Task requirements | Work through the data line by line, gathering every line that has the word "Ficheiro".

Stored data:
++++++

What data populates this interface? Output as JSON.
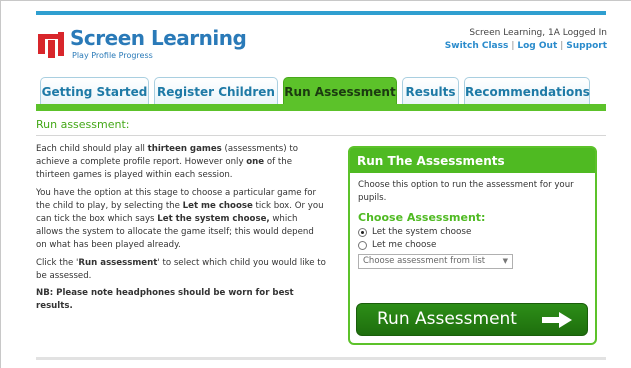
{
  "brand": {
    "title": "Screen Learning",
    "subtitle": "Play Profile Progress",
    "accent_blue": "#2a7ab8",
    "accent_green": "#5cc22a",
    "logo_red": "#d8262b"
  },
  "user": {
    "status": "Screen Learning, 1A Logged In",
    "links": [
      "Switch Class",
      "Log Out",
      "Support"
    ]
  },
  "tabs": [
    {
      "label": "Getting Started",
      "active": false
    },
    {
      "label": "Register Children",
      "active": false
    },
    {
      "label": "Run Assessment",
      "active": true
    },
    {
      "label": "Results",
      "active": false
    },
    {
      "label": "Recommendations",
      "active": false
    }
  ],
  "section": {
    "title": "Run assessment:"
  },
  "description": {
    "p1_a": "Each child should play all ",
    "p1_b": "thirteen games",
    "p1_c": " (assessments) to achieve a complete profile report. However only ",
    "p1_d": "one",
    "p1_e": " of the thirteen games is played within each session.",
    "p2_a": "You have the option at this stage to choose a particular game for the child to play, by selecting the ",
    "p2_b": "Let me choose",
    "p2_c": " tick box. Or you can tick the box which says ",
    "p2_d": "Let the system choose,",
    "p2_e": " which allows the system to allocate the game itself; this would depend on what has been played already.",
    "p3_a": "Click the '",
    "p3_b": "Run assessment",
    "p3_c": "' to select which child you would like to be assessed.",
    "p4": "NB: Please note headphones should be worn for best results."
  },
  "panel": {
    "header": "Run The Assessments",
    "text": "Choose this option to run the assessment for your pupils.",
    "subheading": "Choose Assessment:",
    "options": [
      {
        "label": "Let the system choose",
        "checked": true
      },
      {
        "label": "Let me choose",
        "checked": false
      }
    ],
    "select_placeholder": "Choose assessment from list",
    "run_button": "Run Assessment"
  }
}
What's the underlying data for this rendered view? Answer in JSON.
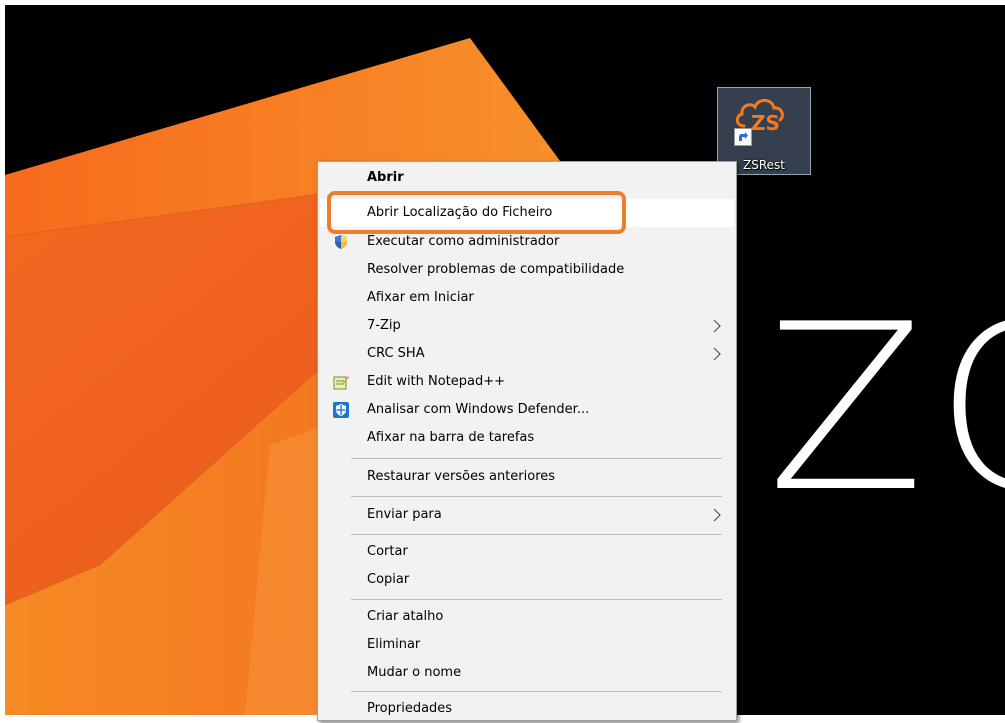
{
  "desktop": {
    "background_color": "#000000",
    "wallpaper_text": "ZC",
    "accent_color": "#f47a20",
    "shortcut": {
      "label": "ZSRest",
      "logo_text": "ZS",
      "icon": "zsrest-cloud-icon"
    }
  },
  "context_menu": {
    "items": [
      {
        "label": "Abrir",
        "bold": true
      },
      {
        "label": "Abrir Localização do Ficheiro",
        "hovered": true
      },
      {
        "label": "Executar como administrador",
        "icon": "uac-shield-icon"
      },
      {
        "label": "Resolver problemas de compatibilidade"
      },
      {
        "label": "Afixar em Iniciar"
      },
      {
        "label": "7-Zip",
        "submenu": true
      },
      {
        "label": "CRC SHA",
        "submenu": true
      },
      {
        "label": "Edit with Notepad++",
        "icon": "notepad-plus-plus-icon"
      },
      {
        "label": "Analisar com Windows Defender...",
        "icon": "windows-defender-icon"
      },
      {
        "label": "Afixar na barra de tarefas"
      },
      {
        "label": "Restaurar versões anteriores"
      },
      {
        "label": "Enviar para",
        "submenu": true
      },
      {
        "label": "Cortar"
      },
      {
        "label": "Copiar"
      },
      {
        "label": "Criar atalho"
      },
      {
        "label": "Eliminar"
      },
      {
        "label": "Mudar o nome"
      },
      {
        "label": "Propriedades"
      }
    ]
  },
  "annotation": {
    "highlight_color": "#ef7d2b",
    "highlighted_item": "Abrir Localização do Ficheiro"
  }
}
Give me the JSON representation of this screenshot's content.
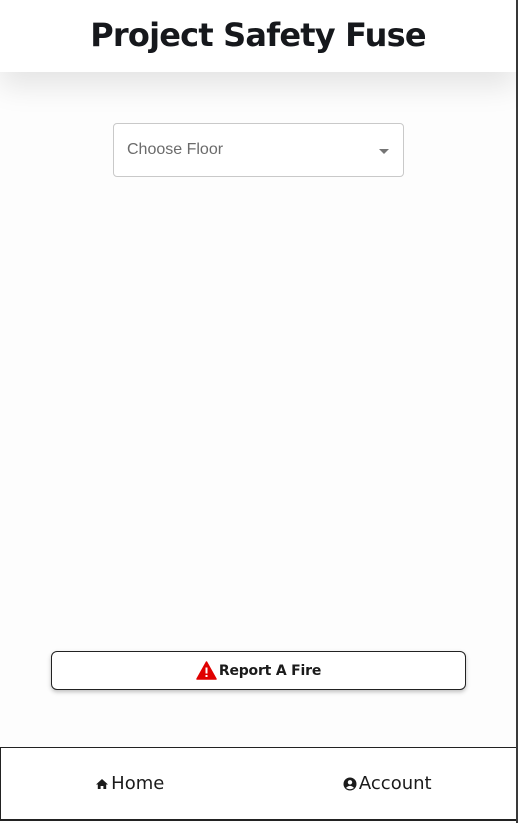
{
  "header": {
    "title": "Project Safety Fuse"
  },
  "floor_select": {
    "placeholder": "Choose Floor",
    "caret_icon": "caret-down-icon"
  },
  "report_button": {
    "label": "Report A Fire",
    "icon": "warning-icon",
    "icon_color": "#e00000"
  },
  "bottom_nav": {
    "items": [
      {
        "label": "Home",
        "icon": "home-icon"
      },
      {
        "label": "Account",
        "icon": "account-circle-icon"
      }
    ]
  }
}
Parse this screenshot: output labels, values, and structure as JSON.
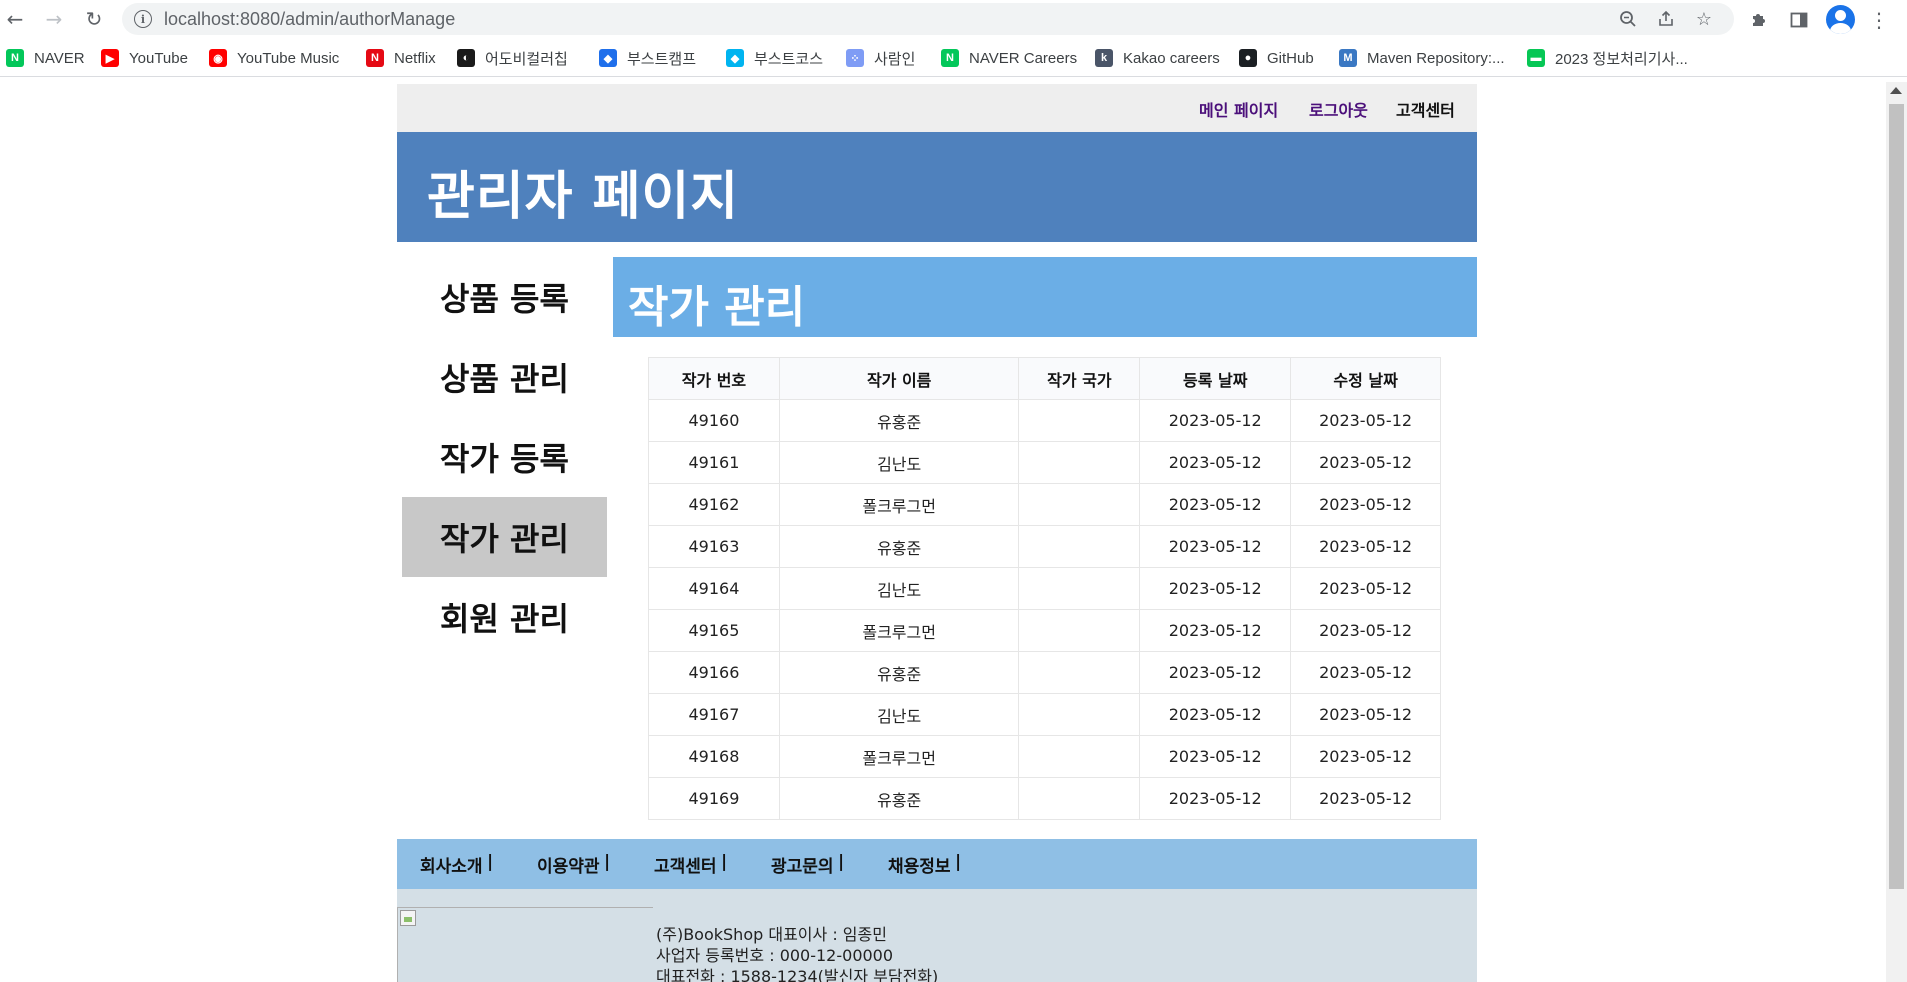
{
  "browser": {
    "url": "localhost:8080/admin/authorManage",
    "bookmarks": [
      {
        "label": "NAVER",
        "icon": "naver-icon",
        "color": "#03c75a",
        "glyph": "N"
      },
      {
        "label": "YouTube",
        "icon": "youtube-icon",
        "color": "#ff0000",
        "glyph": "▶"
      },
      {
        "label": "YouTube Music",
        "icon": "youtube-music-icon",
        "color": "#ff0000",
        "glyph": "◉"
      },
      {
        "label": "Netflix",
        "icon": "netflix-icon",
        "color": "#e50914",
        "glyph": "N"
      },
      {
        "label": "어도비컬러칩",
        "icon": "adobe-color-icon",
        "color": "#1a1a1a",
        "glyph": "◐"
      },
      {
        "label": "부스트캠프",
        "icon": "boostcamp-icon",
        "color": "#1f6feb",
        "glyph": "◆"
      },
      {
        "label": "부스트코스",
        "icon": "boostcourse-icon",
        "color": "#00b4f0",
        "glyph": "◆"
      },
      {
        "label": "사람인",
        "icon": "saramin-icon",
        "color": "#7f9cf5",
        "glyph": "⁘"
      },
      {
        "label": "NAVER Careers",
        "icon": "naver-careers-icon",
        "color": "#03c75a",
        "glyph": "N"
      },
      {
        "label": "Kakao careers",
        "icon": "kakao-careers-icon",
        "color": "#4a5568",
        "glyph": "k"
      },
      {
        "label": "GitHub",
        "icon": "github-icon",
        "color": "#1b1f23",
        "glyph": "●"
      },
      {
        "label": "Maven Repository:...",
        "icon": "maven-icon",
        "color": "#3a78c3",
        "glyph": "M"
      },
      {
        "label": "2023 정보처리기사...",
        "icon": "line-icon",
        "color": "#06c755",
        "glyph": "▬"
      }
    ]
  },
  "top_links": {
    "main_page": "메인 페이지",
    "logout": "로그아웃",
    "customer_center": "고객센터",
    "link_color": "#4b0f7a"
  },
  "header": {
    "title": "관리자 페이지"
  },
  "sidebar": {
    "items": [
      {
        "label": "상품 등록",
        "active": false
      },
      {
        "label": "상품 관리",
        "active": false
      },
      {
        "label": "작가 등록",
        "active": false
      },
      {
        "label": "작가 관리",
        "active": true
      },
      {
        "label": "회원 관리",
        "active": false
      }
    ]
  },
  "content": {
    "title": "작가 관리"
  },
  "table": {
    "columns": [
      "작가 번호",
      "작가 이름",
      "작가 국가",
      "등록 날짜",
      "수정 날짜"
    ],
    "rows": [
      [
        "49160",
        "유홍준",
        "",
        "2023-05-12",
        "2023-05-12"
      ],
      [
        "49161",
        "김난도",
        "",
        "2023-05-12",
        "2023-05-12"
      ],
      [
        "49162",
        "폴크루그먼",
        "",
        "2023-05-12",
        "2023-05-12"
      ],
      [
        "49163",
        "유홍준",
        "",
        "2023-05-12",
        "2023-05-12"
      ],
      [
        "49164",
        "김난도",
        "",
        "2023-05-12",
        "2023-05-12"
      ],
      [
        "49165",
        "폴크루그먼",
        "",
        "2023-05-12",
        "2023-05-12"
      ],
      [
        "49166",
        "유홍준",
        "",
        "2023-05-12",
        "2023-05-12"
      ],
      [
        "49167",
        "김난도",
        "",
        "2023-05-12",
        "2023-05-12"
      ],
      [
        "49168",
        "폴크루그먼",
        "",
        "2023-05-12",
        "2023-05-12"
      ],
      [
        "49169",
        "유홍준",
        "",
        "2023-05-12",
        "2023-05-12"
      ]
    ]
  },
  "footer": {
    "nav": [
      "회사소개",
      "이용약관",
      "고객센터",
      "광고문의",
      "채용정보"
    ],
    "separator": "|",
    "info": [
      "(주)BookShop 대표이사 : 임종민",
      "사업자 등록번호 : 000-12-00000",
      "대표전화 : 1588-1234(발신자 부담전화)"
    ]
  }
}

++++++

Result |
        "label": "Abrir Localização do Ficheiro",
    "highlighted_item": "Abrir Localização do Ficheiro"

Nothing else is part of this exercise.